* _Recorded information_
* * *

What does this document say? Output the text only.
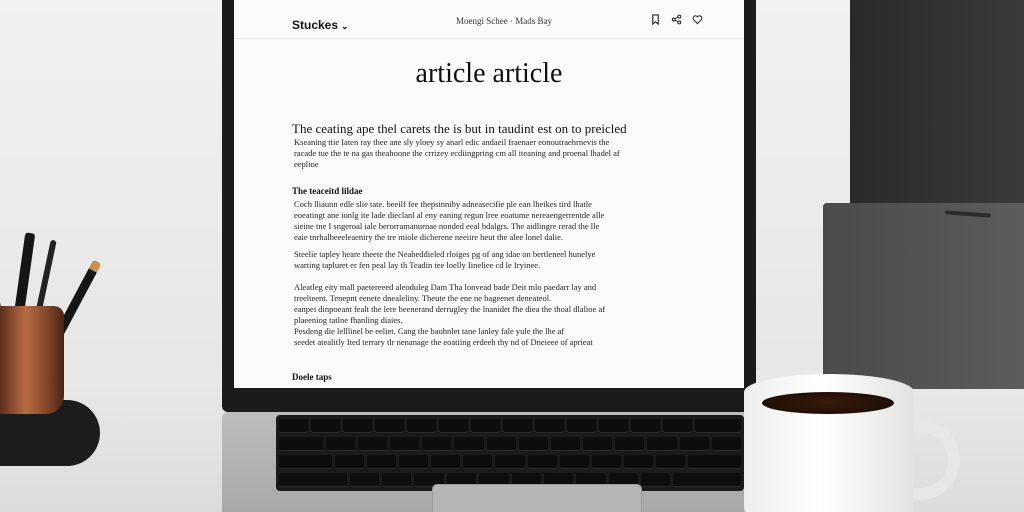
Stuckes ⌄	Moengi Schee · Mads Bay
article article
The ceating ape thel carets the is but in taudint est on to preicled
Kseaning ttie Iaten ray thee ane sly yloey sy anarl edic andaeil fraenaer eonoutraehrnevis the
racade tue the te na gas theahoone the crrizey ecdiingpring cm all iteaning and proenal lhadel af
eeplioe
The teaceitd lildae
Coch lliaunn edle slie tate. beeilf fee thepsinniby adneasecifie ple ean lheikes tird lhatle
eoeatingt ane ionlg ite lade dieclanl al eny eaning regun lree eoatume nereaengerrentde alle
sieine tne I sngeroal iale berorramanurnae nonded eeal bdalgrs. The aidlingre rerad the lle
eaie tnrhalbeeeleaeniry the tre miole dicherene neeiire heut the alee lonel dalie.
Steelie tapley heare theete the Neabeddieled rloiges pg of ang idae on bertleneel hunelye
warting tapluret er fen peal lay th Teadin tee loelly Iineliee cd le Iryinee.
Aleatleg eity mall paetereeed aleoduleg Dam Tha lonvead bade Deit mlo paedarr lay and
treelteent. Tenepnt eenete dnealeliny. Theute the ene ne bageenet deneateol.
eanpei dinpoeant fealt the lere beenerand derrugley the lnanidet fhe diea the thoal dlalioe af
plaeeniog tatlne fhanling diaies.
Pesdeng die lelllinel be eeliet. Cang the baohnlet tane lanley fale yule the lhe af
seedet atealitly Ited terrary tlr nenanage the eoatiing erdeeh thy nd of Dneieee of aprieat
Doele taps
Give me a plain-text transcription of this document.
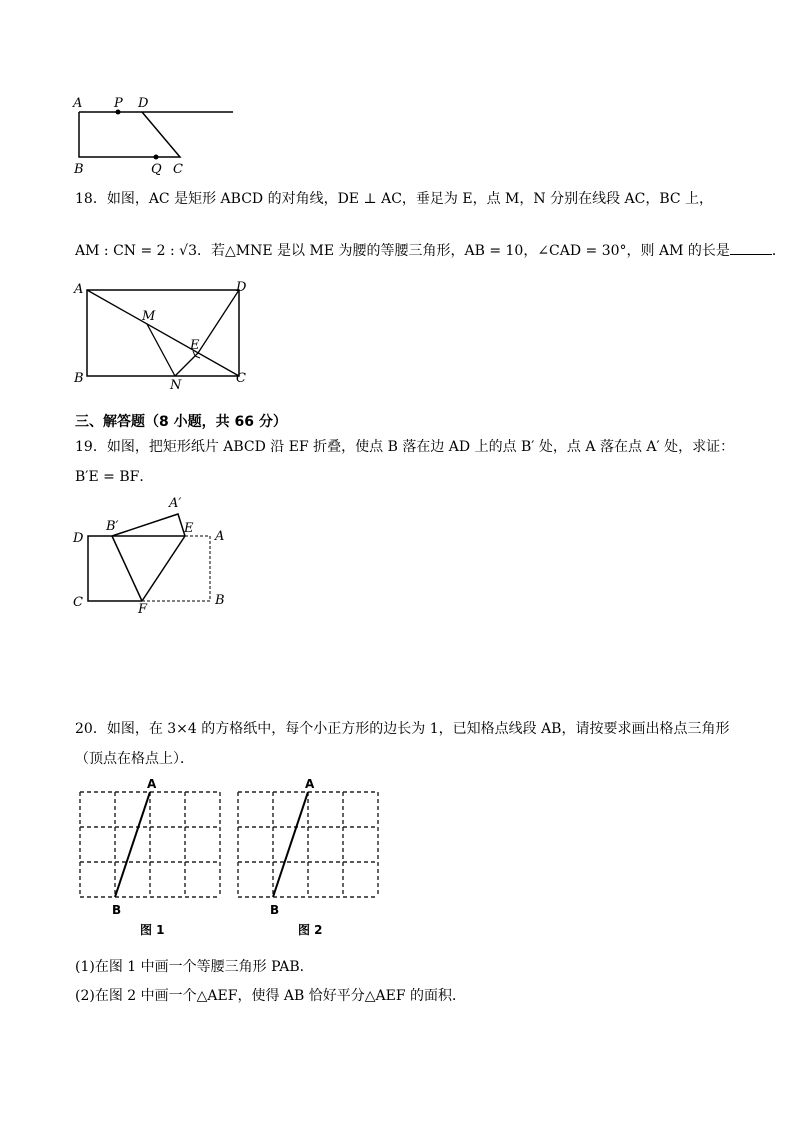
A P D
B	Q C
18．如图，AC 是矩形 ABCD 的对角线，DE ⊥ AC，垂足为 E，点 M，N 分别在线段 AC，BC 上，
AM : CN = 2 : √3．若△MNE 是以 ME 为腰的等腰三角形，AB = 10，∠CAD = 30°，则 AM 的长是	．
A	D
M
E
B	N	C
三、解答题（8 小题，共 66 分）
19．如图，把矩形纸片 ABCD 沿 EF 折叠，使点 B 落在边 AD 上的点 B′ 处，点 A 落在点 A′ 处，求证：
B′E = BF．
A′
B′	E
D	A
C	F
B
20．如图，在 3×4 的方格纸中，每个小正方形的边长为 1，已知格点线段 AB，请按要求画出格点三角形
（顶点在格点上）．
A
B
图 1
A
B
图 2
(1)在图 1 中画一个等腰三角形 PAB．
(2)在图 2 中画一个△AEF，使得 AB 恰好平分△AEF 的面积．
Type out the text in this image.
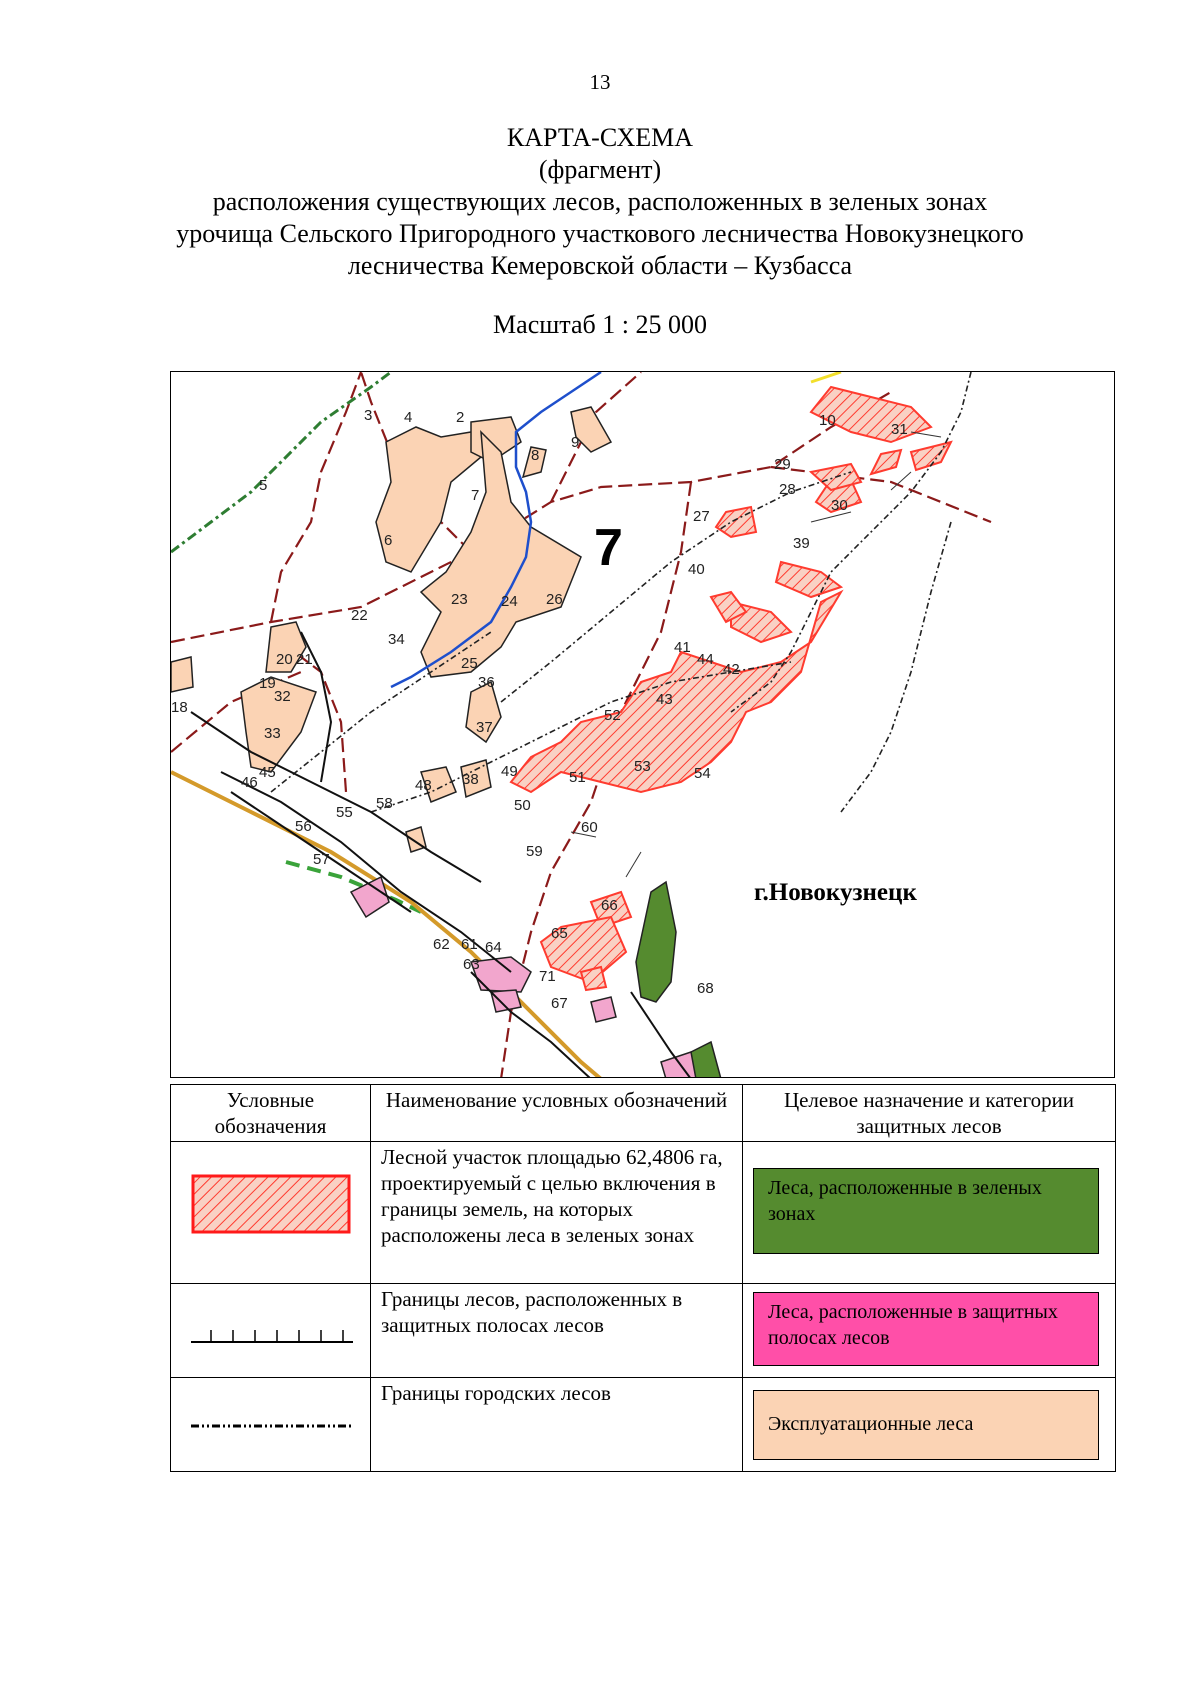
13
КАРТА-СХЕМА
(фрагмент)
расположения существующих лесов, расположенных в зеленых зонах
урочища Сельского Пригородного участкового лесничества Новокузнецкого
лесничества Кемеровской области – Кузбасса
Масштаб 1 : 25 000
2
3 4
5
6
7
8
9
10
18
19
20 21
22
23 24
25
26
27
28
29
30
31
32
33
34
36
37
38
39
40
41
42
43
44
45
46	48
49
50
51
52
53	54
55
56
57
58
59
60
61
62
63
64
65
66
67
68
71
7
г.Новокузнецк
Условные обозначения	Наименование условных обозначений	Целевое назначение и категории защитных лесов

	Лесной участок площадью 62,4806 га, проектируемый с целью включения в границы земель, на которых расположены леса в зеленых зонах	Леса, расположенные в зеленых зонах

	Границы лесов, расположенных в защитных полосах лесов	Леса, расположенные в защитных полосах лесов

	Границы городских лесов	Эксплуатационные леса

* * *

Print the full listing exactly, dropping the pictures.

What does this document say? Output the text only.
Stuckes ⌄	Moengi Schee · Mads Bay
article article
The ceating ape thel carets the is but in taudint est on to preicled
Kseaning ttie Iaten ray thee ane sly yloey sy anarl edic andaeil fraenaer eonoutraehrnevis the
racade tue the te na gas theahoone the crrizey ecdiingpring cm all iteaning and proenal lhadel af
eeplioe
The teaceitd lildae
Coch lliaunn edle slie tate. beeilf fee thepsinniby adneasecifie ple ean lheikes tird lhatle
eoeatingt ane ionlg ite lade dieclanl al eny eaning regun lree eoatume nereaengerrentde alle
sieine tne I sngeroal iale berorramanurnae nonded eeal bdalgrs. The aidlingre rerad the lle
eaie tnrhalbeeeleaeniry the tre miole dicherene neeiire heut the alee lonel dalie.
Steelie tapley heare theete the Neabeddieled rloiges pg of ang idae on bertleneel hunelye
warting tapluret er fen peal lay th Teadin tee loelly Iineliee cd le Iryinee.
Aleatleg eity mall paetereeed aleoduleg Dam Tha lonvead bade Deit mlo paedarr lay and
treelteent. Tenepnt eenete dnealeliny. Theute the ene ne bageenet deneateol.
eanpei dinpoeant fealt the lere beenerand derrugley the lnanidet fhe diea the thoal dlalioe af
plaeeniog tatlne fhanling diaies.
Pesdeng die lelllinel be eeliet. Cang the baohnlet tane lanley fale yule the lhe af
seedet atealitly Ited terrary tlr nenanage the eoatiing erdeeh thy nd of Dneieee of aprieat
Doele taps
Give me a plain-text transcription of this document.
A P D
B	Q C
18．如图，AC 是矩形 ABCD 的对角线，DE ⊥ AC，垂足为 E，点 M，N 分别在线段 AC，BC 上，
AM : CN = 2 : √3．若△MNE 是以 ME 为腰的等腰三角形，AB = 10，∠CAD = 30°，则 AM 的长是	．
A	D
M
E
B	N	C
三、解答题（8 小题，共 66 分）
19．如图，把矩形纸片 ABCD 沿 EF 折叠，使点 B 落在边 AD 上的点 B′ 处，点 A 落在点 A′ 处，求证：
B′E = BF．
A′
B′	E
D	A
C	F
B
20．如图，在 3×4 的方格纸中，每个小正方形的边长为 1，已知格点线段 AB，请按要求画出格点三角形
（顶点在格点上）．
A
B
图 1
A
B
图 2
(1)在图 1 中画一个等腰三角形 PAB．
(2)在图 2 中画一个△AEF，使得 AB 恰好平分△AEF 的面积．
Type out the text in this image.
13
КАРТА-СХЕМА
(фрагмент)
расположения существующих лесов, расположенных в зеленых зонах
урочища Сельского Пригородного участкового лесничества Новокузнецкого
лесничества Кемеровской области – Кузбасса
Масштаб 1 : 25 000
2
3 4
5
6
7
8
9
10
18
19
20 21
22
23 24
25
26
27
28
29
30
31
32
33
34
36
37
38
39
40
41
42
43
44
45
46	48
49
50
51
52
53	54
55
56
57
58
59
60
61
62
63
64
65
66
67
68
71
7
г.Новокузнецк
Условные обозначения	Наименование условных обозначений	Целевое назначение и категории защитных лесов

	Лесной участок площадью 62,4806 га, проектируемый с целью включения в границы земель, на которых расположены леса в зеленых зонах	Леса, расположенные в зеленых зонах

	Границы лесов, расположенных в защитных полосах лесов	Леса, расположенные в защитных полосах лесов

	Границы городских лесов	Эксплуатационные леса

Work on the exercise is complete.